▸ **Objective**: Check every line below for the word "脑洞大开" and copy the ones that have it.

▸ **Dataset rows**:
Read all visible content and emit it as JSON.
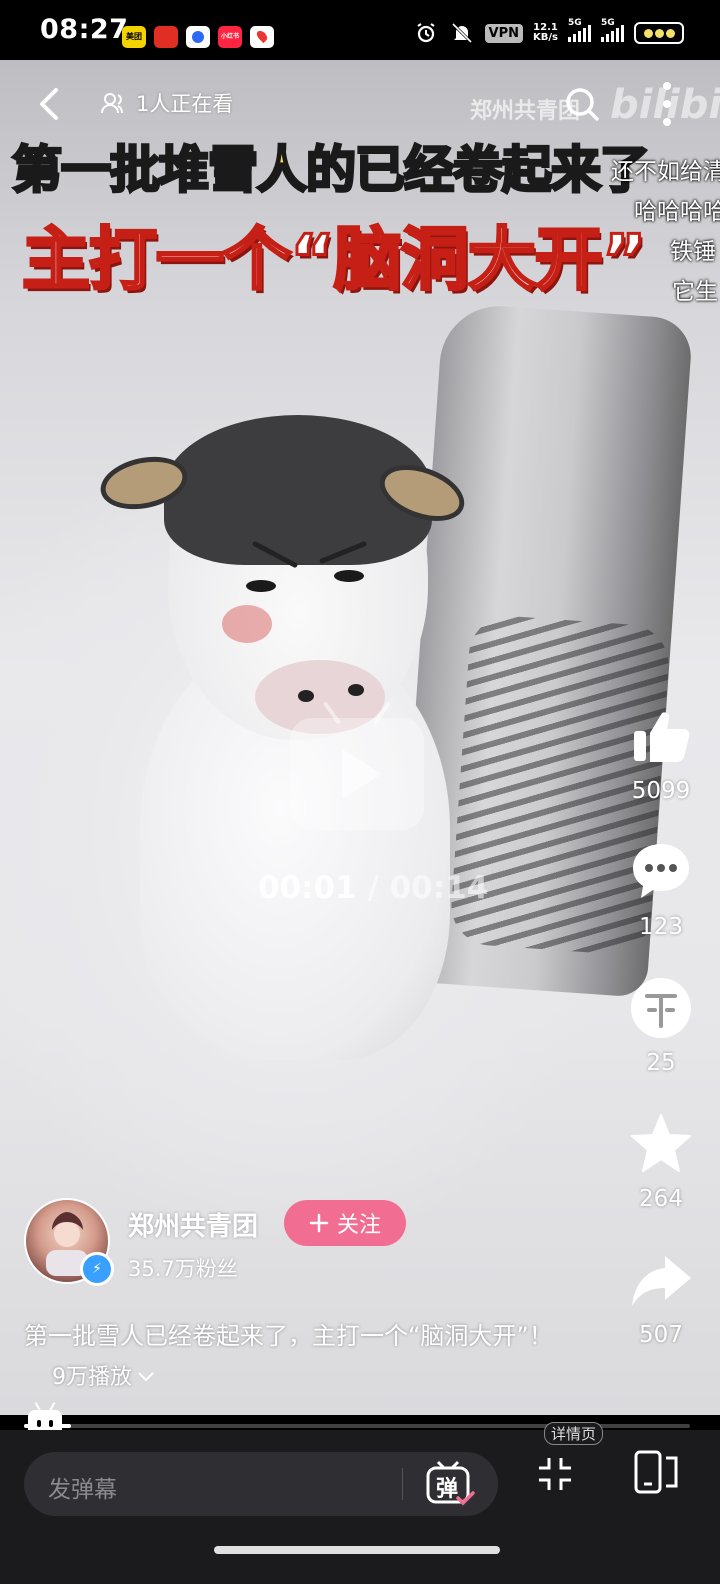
{
  "status_bar": {
    "time": "08:27",
    "app_icons": [
      {
        "name": "meituan-icon",
        "color": "#f5d300",
        "label": "美团"
      },
      {
        "name": "pinduoduo-icon",
        "color": "#e02e24",
        "label": ""
      },
      {
        "name": "browser-icon",
        "color": "#ffffff",
        "label": ""
      },
      {
        "name": "xiaohongshu-icon",
        "color": "#ff2442",
        "label": "小红书"
      },
      {
        "name": "map-icon",
        "color": "#ffffff",
        "label": ""
      }
    ],
    "vpn_label": "VPN",
    "net_speed_value": "12.1",
    "net_speed_unit": "KB/s",
    "signal1_label": "5G",
    "signal2_label": "5G"
  },
  "top": {
    "viewers_text": "1人正在看",
    "watermark_text": "郑州共青团",
    "logo_text": "bilibili"
  },
  "video": {
    "headline_line1": "第一批堆雪人的已经卷起来了",
    "headline_line2": "主打一个“脑洞大开”",
    "danmaku": [
      "还不如给清",
      "哈哈哈哈",
      "铁锤",
      "它生"
    ],
    "time_current": "00:01",
    "time_separator": "/",
    "time_total": "00:14",
    "progress_fraction": 0.07
  },
  "actions": {
    "like_count": "5099",
    "comment_count": "123",
    "coin_count": "25",
    "favorite_count": "264",
    "share_count": "507"
  },
  "author": {
    "name": "郑州共青团",
    "followers": "35.7万粉丝",
    "follow_label": "关注"
  },
  "description": {
    "text": "第一批雪人已经卷起来了，主打一个“脑洞大开”！",
    "plays": "9万播放"
  },
  "bottom": {
    "danmu_placeholder": "发弹幕",
    "danmu_toggle_label": "弹",
    "detail_label": "详情页"
  },
  "colors": {
    "follow_button": "#f26d92",
    "headline_yellow": "#ffe54a",
    "headline_red": "#c61f16",
    "verified_blue": "#3aa0ff"
  }
}
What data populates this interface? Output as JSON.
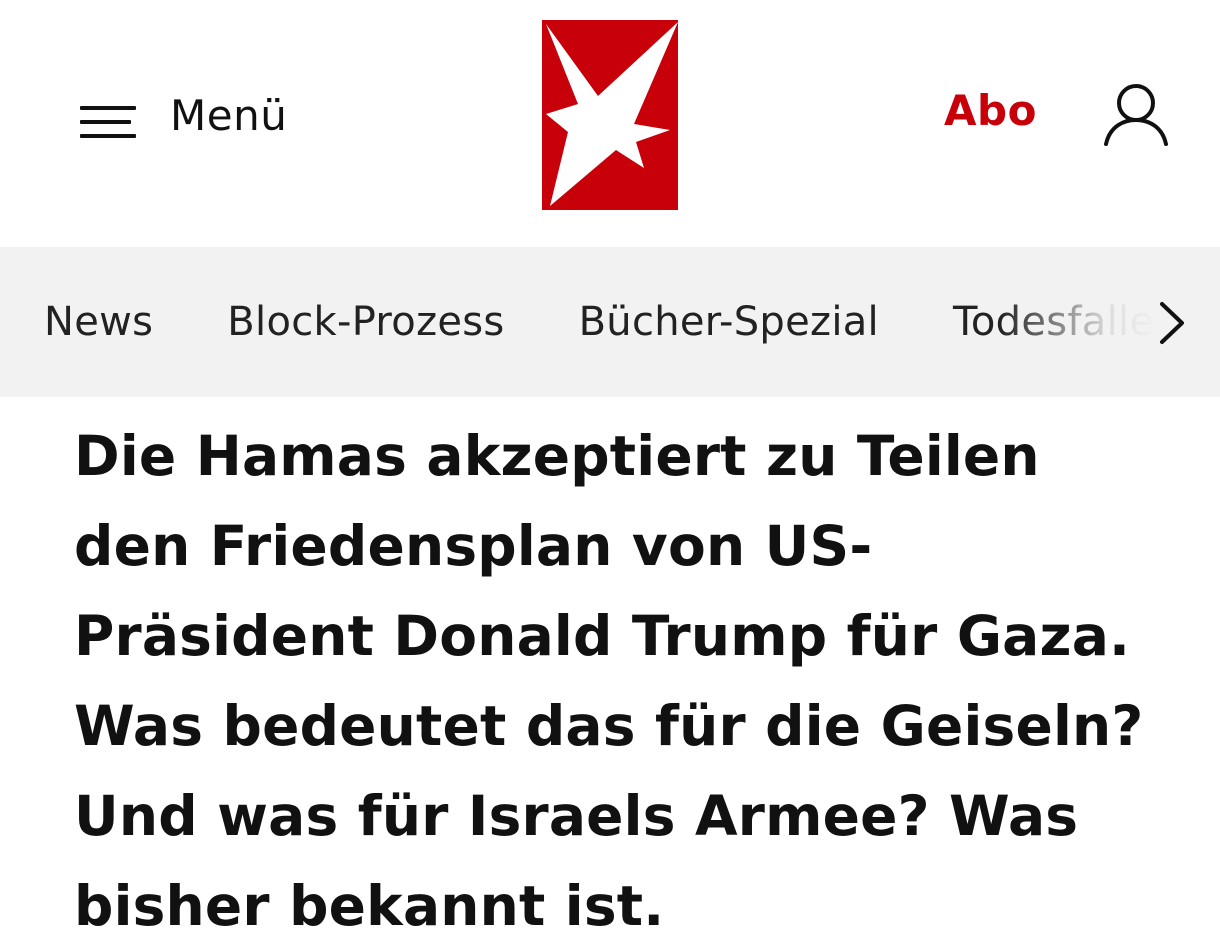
{
  "header": {
    "menu_label": "Menü",
    "menu_icon": "hamburger-menu-icon",
    "logo": "stern-logo",
    "abo_label": "Abo",
    "account_icon": "user-account-icon",
    "brand_color": "#c8000a"
  },
  "nav": {
    "items": [
      {
        "label": "News"
      },
      {
        "label": "Block-Prozess"
      },
      {
        "label": "Bücher-Spezial"
      },
      {
        "label": "Todesfalle"
      }
    ],
    "next_icon": "chevron-right-icon",
    "background": "#f2f2f2"
  },
  "article": {
    "teaser": "Die Hamas akzeptiert zu Teilen den Friedensplan von US-Präsident Donald Trump für Gaza. Was bedeutet das für die Geiseln? Und was für Israels Armee? Was bisher bekannt ist."
  }
}
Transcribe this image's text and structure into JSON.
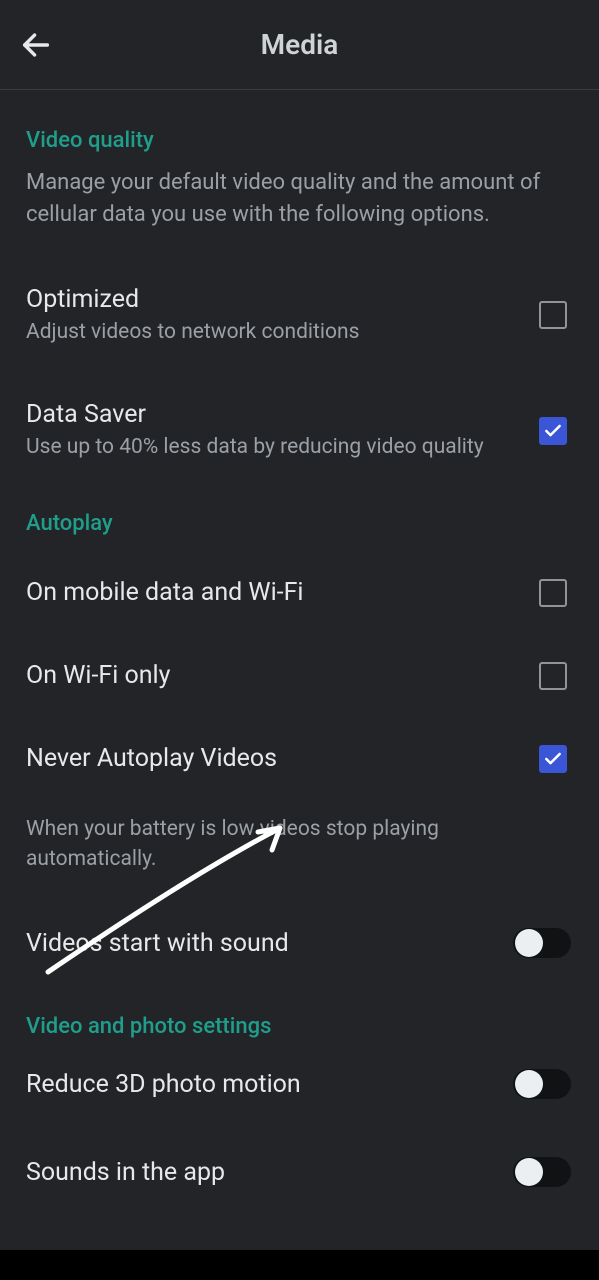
{
  "header": {
    "title": "Media"
  },
  "video_quality": {
    "title": "Video quality",
    "desc": "Manage your default video quality and the amount of cellular data you use with the following options.",
    "optimized": {
      "label": "Optimized",
      "sub": "Adjust videos to network conditions",
      "checked": false
    },
    "data_saver": {
      "label": "Data Saver",
      "sub": "Use up to 40% less data by reducing video quality",
      "checked": true
    }
  },
  "autoplay": {
    "title": "Autoplay",
    "mobile_wifi": {
      "label": "On mobile data and Wi-Fi",
      "checked": false
    },
    "wifi_only": {
      "label": "On Wi-Fi only",
      "checked": false
    },
    "never": {
      "label": "Never Autoplay Videos",
      "checked": true
    },
    "note": "When your battery is low videos stop playing automatically.",
    "videos_sound": {
      "label": "Videos start with sound",
      "on": false
    }
  },
  "video_photo": {
    "title": "Video and photo settings",
    "reduce_3d": {
      "label": "Reduce 3D photo motion",
      "on": false
    },
    "sounds_app": {
      "label": "Sounds in the app",
      "on": false
    }
  }
}
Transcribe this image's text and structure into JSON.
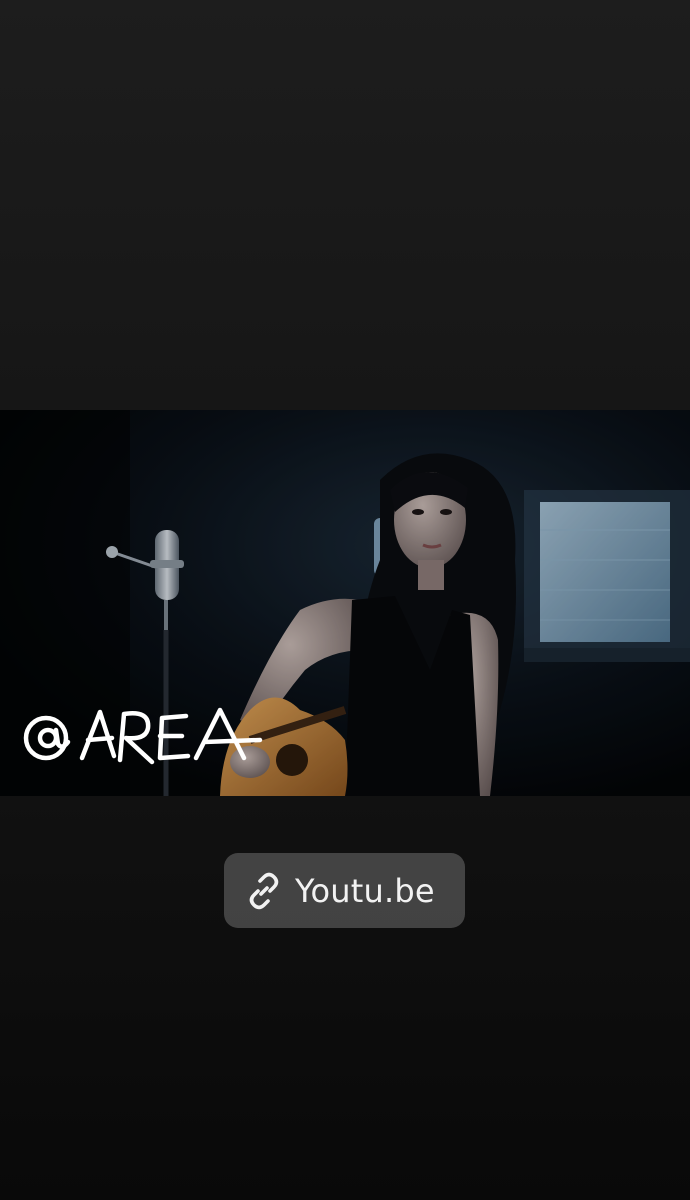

▸ **Solution to the problem**:
    "headline_line2": "主打一个“脑洞大开”",
    "text": "第一批雪人已经卷起来了，主打一个“脑洞大开”！",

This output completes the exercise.